## Task directions:
Scan the data below for the string "ylabel". Show every line where it turns up.

## Raw data:
........

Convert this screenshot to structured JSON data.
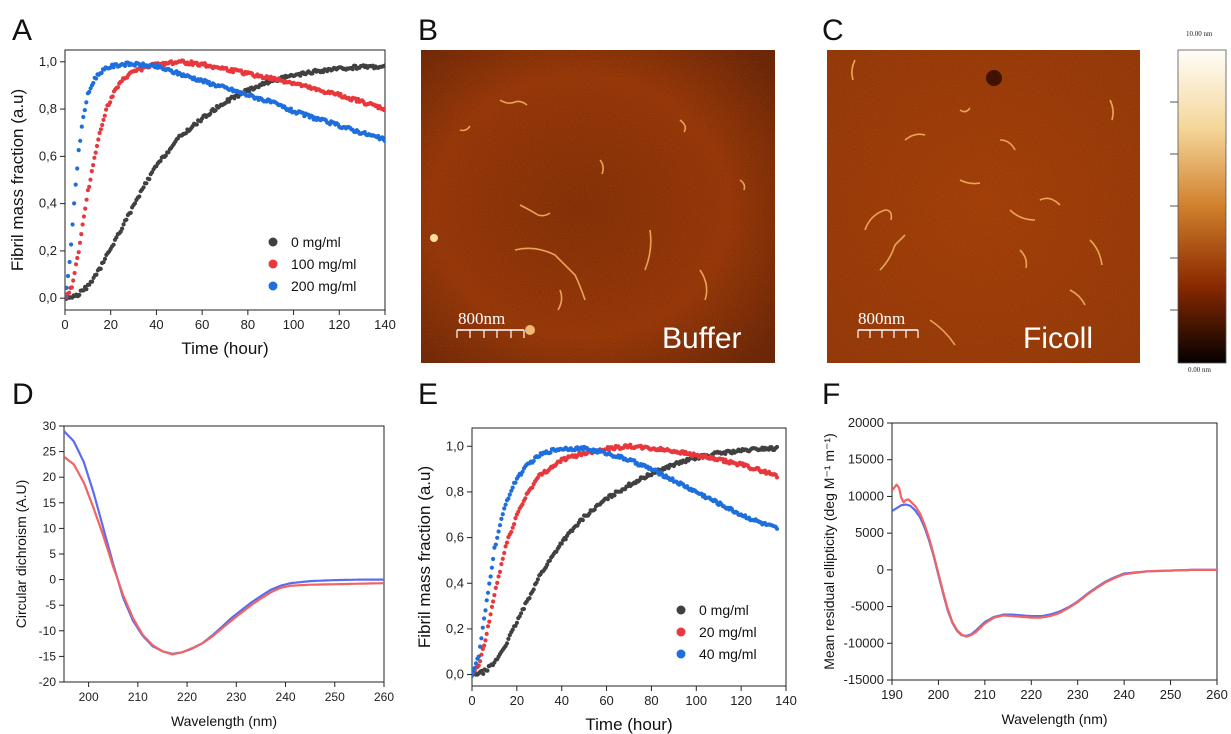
{
  "panels": {
    "A": "A",
    "B": "B",
    "C": "C",
    "D": "D",
    "E": "E",
    "F": "F"
  },
  "afm": {
    "buffer_label": "Buffer",
    "ficoll_label": "Ficoll",
    "scale_label": "800nm",
    "colorbar_top": "10.00 nm",
    "colorbar_bottom": "0.00 nm",
    "colors": {
      "dark": "#3a0a00",
      "mid": "#8a2a00",
      "bright": "#f0c060"
    }
  },
  "chart_data": [
    {
      "id": "A",
      "type": "scatter",
      "xlabel": "Time (hour)",
      "ylabel": "Fibril mass fraction (a.u)",
      "xlim": [
        0,
        140
      ],
      "ylim": [
        -0.05,
        1.05
      ],
      "xticks": [
        "0",
        "20",
        "40",
        "60",
        "80",
        "100",
        "120",
        "140"
      ],
      "yticks": [
        "0,0",
        "0,2",
        "0,4",
        "0,6",
        "0,8",
        "1,0"
      ],
      "legend_position": "bottom-right",
      "series": [
        {
          "name": "0 mg/ml",
          "color": "#404040",
          "x": [
            0,
            5,
            10,
            15,
            20,
            25,
            30,
            35,
            40,
            50,
            60,
            70,
            80,
            90,
            100,
            110,
            120,
            130,
            140
          ],
          "y": [
            0.0,
            0.01,
            0.05,
            0.12,
            0.21,
            0.3,
            0.39,
            0.48,
            0.56,
            0.68,
            0.76,
            0.83,
            0.88,
            0.92,
            0.94,
            0.96,
            0.97,
            0.98,
            0.98
          ]
        },
        {
          "name": "100 mg/ml",
          "color": "#e8383d",
          "x": [
            0,
            3,
            6,
            10,
            14,
            18,
            22,
            26,
            30,
            40,
            50,
            60,
            70,
            80,
            90,
            100,
            110,
            120,
            130,
            140
          ],
          "y": [
            0.0,
            0.05,
            0.2,
            0.45,
            0.65,
            0.8,
            0.88,
            0.93,
            0.96,
            0.99,
            1.0,
            0.99,
            0.97,
            0.95,
            0.93,
            0.91,
            0.88,
            0.86,
            0.83,
            0.8
          ]
        },
        {
          "name": "200 mg/ml",
          "color": "#1e6fdc",
          "x": [
            0,
            2,
            4,
            6,
            8,
            10,
            13,
            16,
            20,
            25,
            30,
            40,
            50,
            60,
            70,
            80,
            90,
            100,
            110,
            120,
            130,
            140
          ],
          "y": [
            0.0,
            0.15,
            0.4,
            0.62,
            0.77,
            0.86,
            0.93,
            0.96,
            0.98,
            0.99,
            0.99,
            0.98,
            0.95,
            0.92,
            0.89,
            0.86,
            0.83,
            0.79,
            0.76,
            0.73,
            0.7,
            0.67
          ]
        }
      ]
    },
    {
      "id": "D",
      "type": "line",
      "xlabel": "Wavelength (nm)",
      "ylabel": "Circular dichroism (A.U)",
      "xlim": [
        195,
        260
      ],
      "ylim": [
        -20,
        30
      ],
      "xticks": [
        "200",
        "210",
        "220",
        "230",
        "240",
        "250",
        "260"
      ],
      "yticks": [
        "-20",
        "-15",
        "-10",
        "-5",
        "0",
        "5",
        "10",
        "15",
        "20",
        "25",
        "30"
      ],
      "series": [
        {
          "color": "#5a6cf0",
          "x": [
            195,
            197,
            199,
            201,
            203,
            205,
            207,
            209,
            211,
            213,
            215,
            217,
            219,
            221,
            223,
            225,
            227,
            229,
            231,
            233,
            235,
            237,
            239,
            241,
            245,
            250,
            255,
            260
          ],
          "y": [
            29,
            27,
            23,
            17,
            10,
            3,
            -3.5,
            -8,
            -11,
            -13,
            -14,
            -14.5,
            -14.2,
            -13.5,
            -12.5,
            -11,
            -9.3,
            -7.5,
            -6,
            -4.5,
            -3.2,
            -2,
            -1.2,
            -0.7,
            -0.3,
            -0.1,
            0,
            0
          ]
        },
        {
          "color": "#f06464",
          "x": [
            195,
            197,
            199,
            201,
            203,
            205,
            207,
            209,
            211,
            213,
            215,
            217,
            219,
            221,
            223,
            225,
            227,
            229,
            231,
            233,
            235,
            237,
            239,
            241,
            245,
            250,
            255,
            260
          ],
          "y": [
            24,
            22.5,
            19,
            14,
            8.5,
            2.5,
            -3,
            -7.5,
            -10.8,
            -12.8,
            -14,
            -14.6,
            -14.2,
            -13.4,
            -12.5,
            -11.2,
            -9.6,
            -8,
            -6.5,
            -5,
            -3.7,
            -2.5,
            -1.6,
            -1.2,
            -1,
            -0.9,
            -0.8,
            -0.7
          ]
        }
      ]
    },
    {
      "id": "E",
      "type": "scatter",
      "xlabel": "Time (hour)",
      "ylabel": "Fibril mass fraction (a.u)",
      "xlim": [
        0,
        140
      ],
      "ylim": [
        -0.05,
        1.08
      ],
      "xticks": [
        "0",
        "20",
        "40",
        "60",
        "80",
        "100",
        "120",
        "140"
      ],
      "yticks": [
        "0,0",
        "0,2",
        "0,4",
        "0,6",
        "0,8",
        "1,0"
      ],
      "legend_position": "bottom-right",
      "series": [
        {
          "name": "0 mg/ml",
          "color": "#404040",
          "x": [
            0,
            5,
            10,
            15,
            20,
            25,
            30,
            40,
            50,
            60,
            70,
            80,
            90,
            100,
            110,
            120,
            130,
            136
          ],
          "y": [
            0.0,
            0.01,
            0.05,
            0.13,
            0.23,
            0.33,
            0.43,
            0.58,
            0.69,
            0.77,
            0.83,
            0.88,
            0.92,
            0.95,
            0.97,
            0.98,
            0.99,
            0.99
          ]
        },
        {
          "name": "20 mg/ml",
          "color": "#e8383d",
          "x": [
            0,
            3,
            6,
            10,
            15,
            20,
            25,
            30,
            40,
            50,
            60,
            70,
            80,
            90,
            100,
            110,
            120,
            130,
            136
          ],
          "y": [
            0.0,
            0.04,
            0.15,
            0.35,
            0.56,
            0.7,
            0.8,
            0.87,
            0.94,
            0.97,
            0.99,
            1.0,
            0.99,
            0.98,
            0.96,
            0.94,
            0.92,
            0.89,
            0.87
          ]
        },
        {
          "name": "40 mg/ml",
          "color": "#1e6fdc",
          "x": [
            0,
            3,
            6,
            10,
            15,
            20,
            25,
            30,
            35,
            40,
            50,
            60,
            70,
            80,
            90,
            100,
            110,
            120,
            130,
            136
          ],
          "y": [
            0.0,
            0.08,
            0.28,
            0.55,
            0.75,
            0.86,
            0.92,
            0.96,
            0.98,
            0.99,
            0.99,
            0.97,
            0.94,
            0.9,
            0.85,
            0.8,
            0.75,
            0.7,
            0.66,
            0.64
          ]
        }
      ]
    },
    {
      "id": "F",
      "type": "line",
      "xlabel": "Wavelength (nm)",
      "ylabel": "Mean residual ellipticity (deg M⁻¹ m⁻¹)",
      "xlim": [
        190,
        260
      ],
      "ylim": [
        -15000,
        20000
      ],
      "xticks": [
        "190",
        "200",
        "210",
        "220",
        "230",
        "240",
        "250",
        "260"
      ],
      "yticks": [
        "-15000",
        "-10000",
        "-5000",
        "0",
        "5000",
        "10000",
        "15000",
        "20000"
      ],
      "series": [
        {
          "color": "#5a6cf0",
          "x": [
            190,
            191,
            192,
            193,
            194,
            195,
            196,
            197,
            198,
            199,
            200,
            201,
            202,
            203,
            204,
            205,
            206,
            207,
            208,
            209,
            210,
            212,
            214,
            216,
            218,
            220,
            222,
            224,
            226,
            228,
            230,
            232,
            234,
            236,
            238,
            240,
            245,
            250,
            255,
            260
          ],
          "y": [
            8000,
            8400,
            8800,
            8900,
            8700,
            8100,
            7200,
            5800,
            4000,
            1800,
            -700,
            -3200,
            -5500,
            -7200,
            -8300,
            -8900,
            -9000,
            -8800,
            -8300,
            -7700,
            -7100,
            -6400,
            -6100,
            -6100,
            -6200,
            -6300,
            -6300,
            -6100,
            -5700,
            -5100,
            -4300,
            -3300,
            -2400,
            -1600,
            -1000,
            -500,
            -200,
            -100,
            0,
            0
          ]
        },
        {
          "color": "#f06464",
          "x": [
            190,
            191,
            191.5,
            192,
            192.5,
            193,
            193.5,
            194,
            195,
            196,
            197,
            198,
            199,
            200,
            201,
            202,
            203,
            204,
            205,
            206,
            207,
            208,
            209,
            210,
            212,
            214,
            216,
            218,
            220,
            222,
            224,
            226,
            228,
            230,
            232,
            234,
            236,
            238,
            240,
            245,
            250,
            255,
            260
          ],
          "y": [
            10800,
            11600,
            11200,
            9800,
            9200,
            9500,
            9600,
            9300,
            8700,
            7700,
            6200,
            4300,
            2000,
            -500,
            -3000,
            -5300,
            -7100,
            -8200,
            -8800,
            -9100,
            -8900,
            -8500,
            -7900,
            -7300,
            -6500,
            -6200,
            -6300,
            -6400,
            -6500,
            -6500,
            -6300,
            -5900,
            -5200,
            -4400,
            -3400,
            -2500,
            -1700,
            -1100,
            -600,
            -200,
            -100,
            0,
            0
          ]
        }
      ]
    }
  ]
}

........

## The output:
      "ylabel": "Fibril mass fraction (a.u)",
      "ylabel": "Circular dichroism (A.U)",
      "ylabel": "Fibril mass fraction (a.u)",
      "ylabel": "Mean residual ellipticity (deg M⁻¹ m⁻¹)",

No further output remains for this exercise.